Begin Data for this task

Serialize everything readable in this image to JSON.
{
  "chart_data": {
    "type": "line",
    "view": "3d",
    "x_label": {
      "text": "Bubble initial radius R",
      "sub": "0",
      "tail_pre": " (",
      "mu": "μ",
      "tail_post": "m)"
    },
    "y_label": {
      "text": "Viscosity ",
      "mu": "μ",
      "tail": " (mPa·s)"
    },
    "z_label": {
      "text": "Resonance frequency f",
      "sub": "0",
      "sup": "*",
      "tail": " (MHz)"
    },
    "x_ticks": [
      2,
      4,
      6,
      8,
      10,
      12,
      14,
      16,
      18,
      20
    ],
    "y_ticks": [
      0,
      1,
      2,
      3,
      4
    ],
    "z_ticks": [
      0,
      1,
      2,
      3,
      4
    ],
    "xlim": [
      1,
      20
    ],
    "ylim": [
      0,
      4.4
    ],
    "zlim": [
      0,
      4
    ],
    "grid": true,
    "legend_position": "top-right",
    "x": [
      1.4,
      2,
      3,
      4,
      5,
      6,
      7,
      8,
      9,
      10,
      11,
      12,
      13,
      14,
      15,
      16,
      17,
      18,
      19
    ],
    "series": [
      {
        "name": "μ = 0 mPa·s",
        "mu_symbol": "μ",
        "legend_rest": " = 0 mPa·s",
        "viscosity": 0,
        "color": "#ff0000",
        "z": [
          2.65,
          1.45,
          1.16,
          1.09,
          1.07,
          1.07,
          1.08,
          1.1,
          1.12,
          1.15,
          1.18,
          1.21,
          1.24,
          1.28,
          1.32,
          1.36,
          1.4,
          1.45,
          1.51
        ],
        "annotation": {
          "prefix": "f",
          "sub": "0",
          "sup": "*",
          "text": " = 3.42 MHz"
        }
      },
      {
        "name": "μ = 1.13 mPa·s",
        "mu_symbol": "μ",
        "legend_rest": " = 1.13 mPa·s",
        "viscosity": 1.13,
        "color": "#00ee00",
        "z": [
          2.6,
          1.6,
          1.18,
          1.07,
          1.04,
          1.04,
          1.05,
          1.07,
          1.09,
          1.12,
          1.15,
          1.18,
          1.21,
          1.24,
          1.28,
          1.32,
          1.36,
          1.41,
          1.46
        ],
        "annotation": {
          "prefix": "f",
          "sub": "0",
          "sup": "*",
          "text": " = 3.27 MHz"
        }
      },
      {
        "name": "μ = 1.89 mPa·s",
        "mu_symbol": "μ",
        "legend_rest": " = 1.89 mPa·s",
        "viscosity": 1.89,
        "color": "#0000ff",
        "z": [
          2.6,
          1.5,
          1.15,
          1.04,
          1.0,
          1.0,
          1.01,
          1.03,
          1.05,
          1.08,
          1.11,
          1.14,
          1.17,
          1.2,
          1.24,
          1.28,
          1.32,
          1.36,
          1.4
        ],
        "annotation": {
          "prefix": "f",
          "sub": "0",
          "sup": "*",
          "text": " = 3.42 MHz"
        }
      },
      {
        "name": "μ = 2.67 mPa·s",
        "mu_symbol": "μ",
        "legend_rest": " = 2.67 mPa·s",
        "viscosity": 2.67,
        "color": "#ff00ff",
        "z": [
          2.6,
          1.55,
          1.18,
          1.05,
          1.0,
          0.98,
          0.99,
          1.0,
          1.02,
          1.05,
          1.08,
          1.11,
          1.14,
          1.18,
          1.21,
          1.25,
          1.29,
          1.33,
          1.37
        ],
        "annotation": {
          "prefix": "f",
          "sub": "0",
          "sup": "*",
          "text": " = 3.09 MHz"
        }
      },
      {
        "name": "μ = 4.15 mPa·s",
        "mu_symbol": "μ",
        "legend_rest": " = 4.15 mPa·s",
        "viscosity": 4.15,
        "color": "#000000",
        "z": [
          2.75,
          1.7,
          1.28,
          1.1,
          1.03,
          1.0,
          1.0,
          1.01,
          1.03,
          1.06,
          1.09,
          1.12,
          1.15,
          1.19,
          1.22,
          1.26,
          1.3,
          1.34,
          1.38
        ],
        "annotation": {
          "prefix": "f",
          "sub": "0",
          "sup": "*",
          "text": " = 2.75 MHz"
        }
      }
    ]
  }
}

End Data for this task

> _What is being asked_
Write out the material exactly as given.

> _Solution to the exercise_
Serialize everything readable in this image to JSON.
{
  "chart_data": {
    "type": "line",
    "view": "3d",
    "x_label": {
      "text": "Bubble initial radius R",
      "sub": "0",
      "tail_pre": " (",
      "mu": "μ",
      "tail_post": "m)"
    },
    "y_label": {
      "text": "Viscosity ",
      "mu": "μ",
      "tail": " (mPa·s)"
    },
    "z_label": {
      "text": "Resonance frequency f",
      "sub": "0",
      "sup": "*",
      "tail": " (MHz)"
    },
    "x_ticks": [
      2,
      4,
      6,
      8,
      10,
      12,
      14,
      16,
      18,
      20
    ],
    "y_ticks": [
      0,
      1,
      2,
      3,
      4
    ],
    "z_ticks": [
      0,
      1,
      2,
      3,
      4
    ],
    "xlim": [
      1,
      20
    ],
    "ylim": [
      0,
      4.4
    ],
    "zlim": [
      0,
      4
    ],
    "grid": true,
    "legend_position": "top-right",
    "x": [
      1.4,
      2,
      3,
      4,
      5,
      6,
      7,
      8,
      9,
      10,
      11,
      12,
      13,
      14,
      15,
      16,
      17,
      18,
      19
    ],
    "series": [
      {
        "name": "μ = 0 mPa·s",
        "mu_symbol": "μ",
        "legend_rest": " = 0 mPa·s",
        "viscosity": 0,
        "color": "#ff0000",
        "z": [
          2.65,
          1.45,
          1.16,
          1.09,
          1.07,
          1.07,
          1.08,
          1.1,
          1.12,
          1.15,
          1.18,
          1.21,
          1.24,
          1.28,
          1.32,
          1.36,
          1.4,
          1.45,
          1.51
        ],
        "annotation": {
          "prefix": "f",
          "sub": "0",
          "sup": "*",
          "text": " = 3.42 MHz"
        }
      },
      {
        "name": "μ = 1.13 mPa·s",
        "mu_symbol": "μ",
        "legend_rest": " = 1.13 mPa·s",
        "viscosity": 1.13,
        "color": "#00ee00",
        "z": [
          2.6,
          1.6,
          1.18,
          1.07,
          1.04,
          1.04,
          1.05,
          1.07,
          1.09,
          1.12,
          1.15,
          1.18,
          1.21,
          1.24,
          1.28,
          1.32,
          1.36,
          1.41,
          1.46
        ],
        "annotation": {
          "prefix": "f",
          "sub": "0",
          "sup": "*",
          "text": " = 3.27 MHz"
        }
      },
      {
        "name": "μ = 1.89 mPa·s",
        "mu_symbol": "μ",
        "legend_rest": " = 1.89 mPa·s",
        "viscosity": 1.89,
        "color": "#0000ff",
        "z": [
          2.6,
          1.5,
          1.15,
          1.04,
          1.0,
          1.0,
          1.01,
          1.03,
          1.05,
          1.08,
          1.11,
          1.14,
          1.17,
          1.2,
          1.24,
          1.28,
          1.32,
          1.36,
          1.4
        ],
        "annotation": {
          "prefix": "f",
          "sub": "0",
          "sup": "*",
          "text": " = 3.42 MHz"
        }
      },
      {
        "name": "μ = 2.67 mPa·s",
        "mu_symbol": "μ",
        "legend_rest": " = 2.67 mPa·s",
        "viscosity": 2.67,
        "color": "#ff00ff",
        "z": [
          2.6,
          1.55,
          1.18,
          1.05,
          1.0,
          0.98,
          0.99,
          1.0,
          1.02,
          1.05,
          1.08,
          1.11,
          1.14,
          1.18,
          1.21,
          1.25,
          1.29,
          1.33,
          1.37
        ],
        "annotation": {
          "prefix": "f",
          "sub": "0",
          "sup": "*",
          "text": " = 3.09 MHz"
        }
      },
      {
        "name": "μ = 4.15 mPa·s",
        "mu_symbol": "μ",
        "legend_rest": " = 4.15 mPa·s",
        "viscosity": 4.15,
        "color": "#000000",
        "z": [
          2.75,
          1.7,
          1.28,
          1.1,
          1.03,
          1.0,
          1.0,
          1.01,
          1.03,
          1.06,
          1.09,
          1.12,
          1.15,
          1.19,
          1.22,
          1.26,
          1.3,
          1.34,
          1.38
        ],
        "annotation": {
          "prefix": "f",
          "sub": "0",
          "sup": "*",
          "text": " = 2.75 MHz"
        }
      }
    ]
  }
}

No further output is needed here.